● **Objective**: Read the entries below and pull out each line with the string "Overstay".

● **Task data**:

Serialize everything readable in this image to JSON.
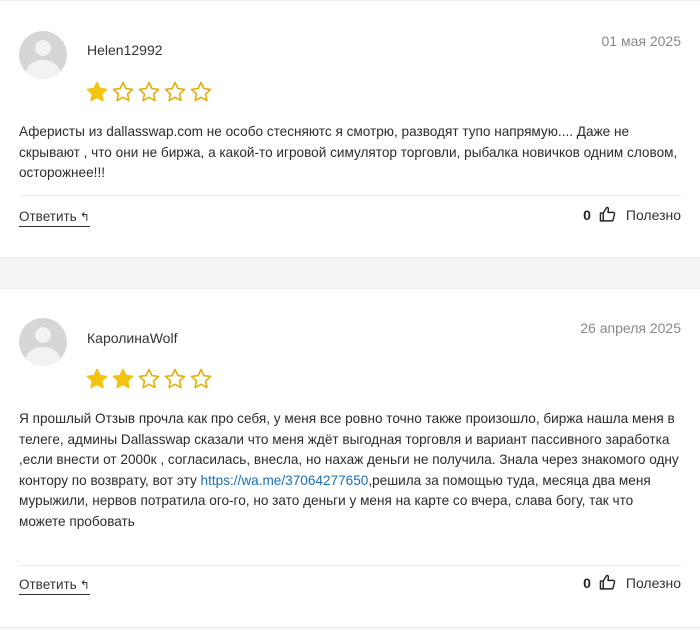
{
  "reviews": [
    {
      "author": "Helen12992",
      "date": "01 мая 2025",
      "rating": 1,
      "max_rating": 5,
      "text": "Аферисты из dallasswap.com не особо стесняютс я смотрю, разводят тупо напрямую.... Даже не скрывают , что они не биржа, а какой-то игровой симулятор торговли, рыбалка новичков одним словом, осторожнее!!!",
      "reply_label": "Ответить",
      "useful_count": "0",
      "useful_label": "Полезно"
    },
    {
      "author": "КаролинаWolf",
      "date": "26 апреля 2025",
      "rating": 2,
      "max_rating": 5,
      "text_before_link": "Я прошлый Отзыв прочла как про себя, у меня все ровно точно также произошло, биржа нашла меня в телеге, админы Dallasswap сказали что меня ждёт выгодная торговля и вариант пассивного заработка ,если внести от 2000к , согласилась, внесла, но нахаж деньги не получила. Знала через знакомого одну контору по возврату, вот эту ",
      "link_text": "https://wa.me/37064277650",
      "text_after_link": ",решила за помощью туда, месяца два меня мурыжили, нервов потратила ого-го, но зато деньги у меня на карте со вчера, слава богу, так что можете пробовать",
      "reply_label": "Ответить",
      "useful_count": "0",
      "useful_label": "Полезно"
    }
  ],
  "colors": {
    "star_filled": "#f1c40f",
    "star_outline": "#e2b007",
    "link": "#1a6fb5"
  },
  "icons": {
    "reply": "reply-arrow-icon",
    "useful": "thumbs-up-icon"
  }
}
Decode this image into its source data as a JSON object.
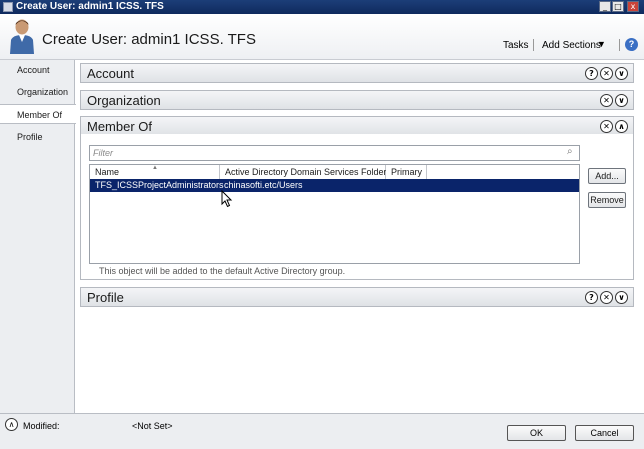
{
  "window": {
    "title": "Create User: admin1 ICSS. TFS",
    "controls": {
      "minimize": "_",
      "maximize": "□",
      "close": "x"
    }
  },
  "header": {
    "title": "Create User: admin1 ICSS. TFS",
    "icon": "user-avatar-icon",
    "tasks_label": "Tasks",
    "add_sections_label": "Add Sections",
    "help_label": "?"
  },
  "sidebar": {
    "items": [
      {
        "label": "Account"
      },
      {
        "label": "Organization"
      },
      {
        "label": "Member Of",
        "active": true
      },
      {
        "label": "Profile"
      }
    ]
  },
  "sections": {
    "account": {
      "title": "Account"
    },
    "organization": {
      "title": "Organization"
    },
    "member_of": {
      "title": "Member Of"
    },
    "profile": {
      "title": "Profile"
    }
  },
  "member_of": {
    "filter_placeholder": "Filter",
    "columns": [
      "Name",
      "Active Directory Domain Services Folder",
      "Primary"
    ],
    "rows": [
      {
        "name": "TFS_ICSSProjectAdministrators",
        "folder": "chinasofti.etc/Users",
        "primary": ""
      }
    ],
    "add_label": "Add...",
    "remove_label": "Remove",
    "note": "This object will be added to the default Active Directory group."
  },
  "footer": {
    "modified_label": "Modified:",
    "modified_value": "<Not Set>",
    "ok_label": "OK",
    "cancel_label": "Cancel"
  },
  "colors": {
    "titlebar": "#0f2a5e",
    "selection": "#0a246a",
    "panel": "#eceef1"
  }
}
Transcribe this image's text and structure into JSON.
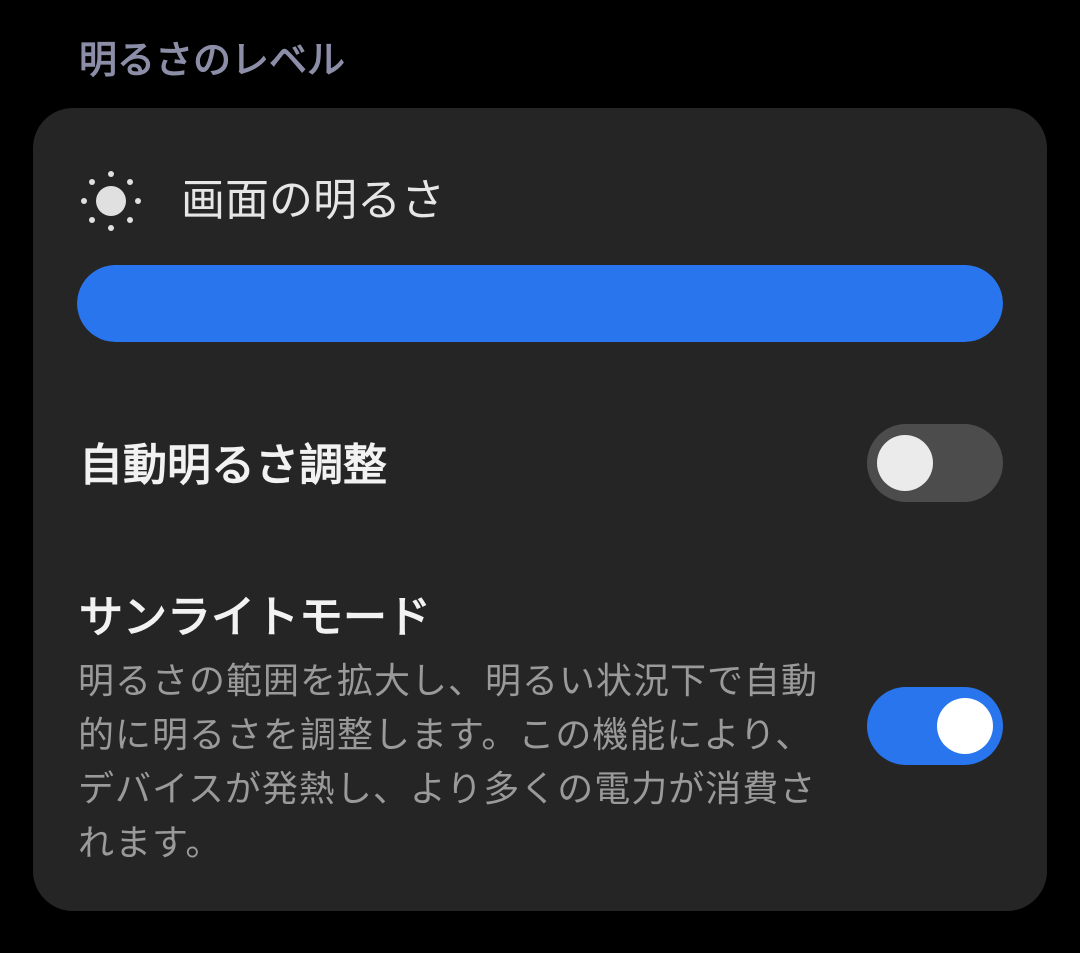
{
  "section_header": "明るさのレベル",
  "brightness": {
    "icon": "sun-icon",
    "title": "画面の明るさ",
    "level_percent": 100,
    "accent_color": "#2875ee"
  },
  "auto_brightness": {
    "title": "自動明るさ調整",
    "enabled": false
  },
  "sunlight_mode": {
    "title": "サンライトモード",
    "description": "明るさの範囲を拡大し、明るい状況下で自動的に明るさを調整します。この機能により、デバイスが発熱し、より多くの電力が消費されます。",
    "enabled": true
  },
  "colors": {
    "background": "#000000",
    "card": "#252525",
    "accent": "#2875ee",
    "header_text": "#8c8ea8"
  }
}
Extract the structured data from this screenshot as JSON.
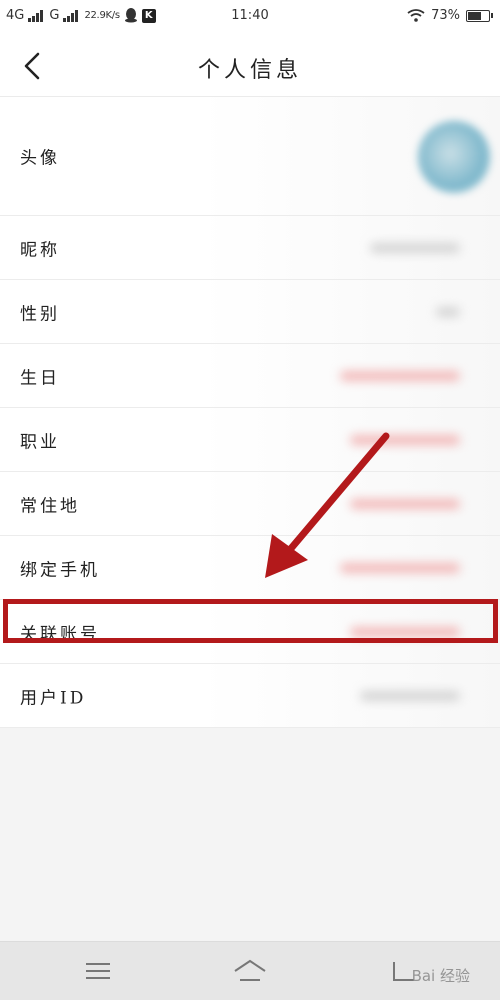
{
  "status_bar": {
    "net1": "4G",
    "net2": "G",
    "speed": "22.9K/s",
    "k_badge": "K",
    "time": "11:40",
    "battery": "73%",
    "battery_level": 0.73,
    "icons": [
      "signal-icon",
      "qq-icon",
      "wifi-icon",
      "battery-icon"
    ]
  },
  "header": {
    "title": "个人信息",
    "back_icon": "chevron-left-icon"
  },
  "rows": [
    {
      "label": "头像"
    },
    {
      "label": "昵称"
    },
    {
      "label": "性别"
    },
    {
      "label": "生日"
    },
    {
      "label": "职业"
    },
    {
      "label": "常住地"
    },
    {
      "label": "绑定手机"
    },
    {
      "label": "关联账号"
    },
    {
      "label": "用户ID"
    }
  ],
  "annotation": {
    "color": "#b3191b",
    "highlighted_row": "关联账号"
  },
  "nav": {
    "icons": [
      "menu-icon",
      "home-icon",
      "back-icon"
    ]
  },
  "watermark": "Bai 经验"
}
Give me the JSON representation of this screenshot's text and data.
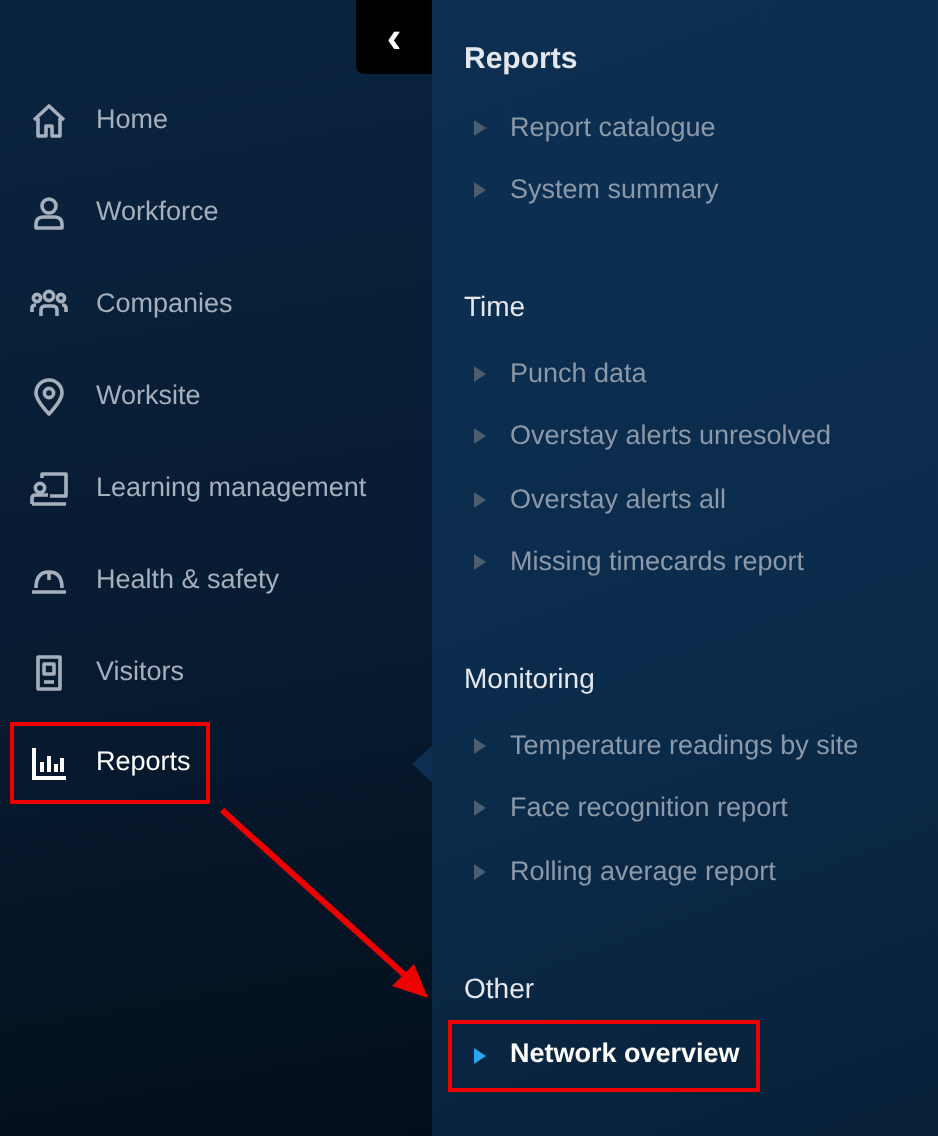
{
  "collapse_button": {
    "label": "‹"
  },
  "nav_items": [
    {
      "label": "Home",
      "selected": false,
      "highlighted": false
    },
    {
      "label": "Workforce",
      "selected": false,
      "highlighted": false
    },
    {
      "label": "Companies",
      "selected": false,
      "highlighted": false
    },
    {
      "label": "Worksite",
      "selected": false,
      "highlighted": false
    },
    {
      "label": "Learning management",
      "selected": false,
      "highlighted": false
    },
    {
      "label": "Health & safety",
      "selected": false,
      "highlighted": false
    },
    {
      "label": "Visitors",
      "selected": false,
      "highlighted": false
    },
    {
      "label": "Reports",
      "selected": true,
      "highlighted": true
    }
  ],
  "submenu": [
    {
      "title": "Reports",
      "items": [
        {
          "label": "Report catalogue",
          "selected": false,
          "highlighted": false
        },
        {
          "label": "System summary",
          "selected": false,
          "highlighted": false
        }
      ]
    },
    {
      "title": "Time",
      "items": [
        {
          "label": "Punch data",
          "selected": false,
          "highlighted": false
        },
        {
          "label": "Overstay alerts unresolved",
          "selected": false,
          "highlighted": false
        },
        {
          "label": "Overstay alerts all",
          "selected": false,
          "highlighted": false
        },
        {
          "label": "Missing timecards report",
          "selected": false,
          "highlighted": false
        }
      ]
    },
    {
      "title": "Monitoring",
      "items": [
        {
          "label": "Temperature readings by site",
          "selected": false,
          "highlighted": false
        },
        {
          "label": "Face recognition report",
          "selected": false,
          "highlighted": false
        },
        {
          "label": "Rolling average report",
          "selected": false,
          "highlighted": false
        }
      ]
    },
    {
      "title": "Other",
      "items": [
        {
          "label": "Network overview",
          "selected": true,
          "highlighted": true
        }
      ]
    }
  ],
  "annotation_arrow": true
}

● **The response**:
          "label": "Overstay alerts unresolved",
          "label": "Overstay alerts all",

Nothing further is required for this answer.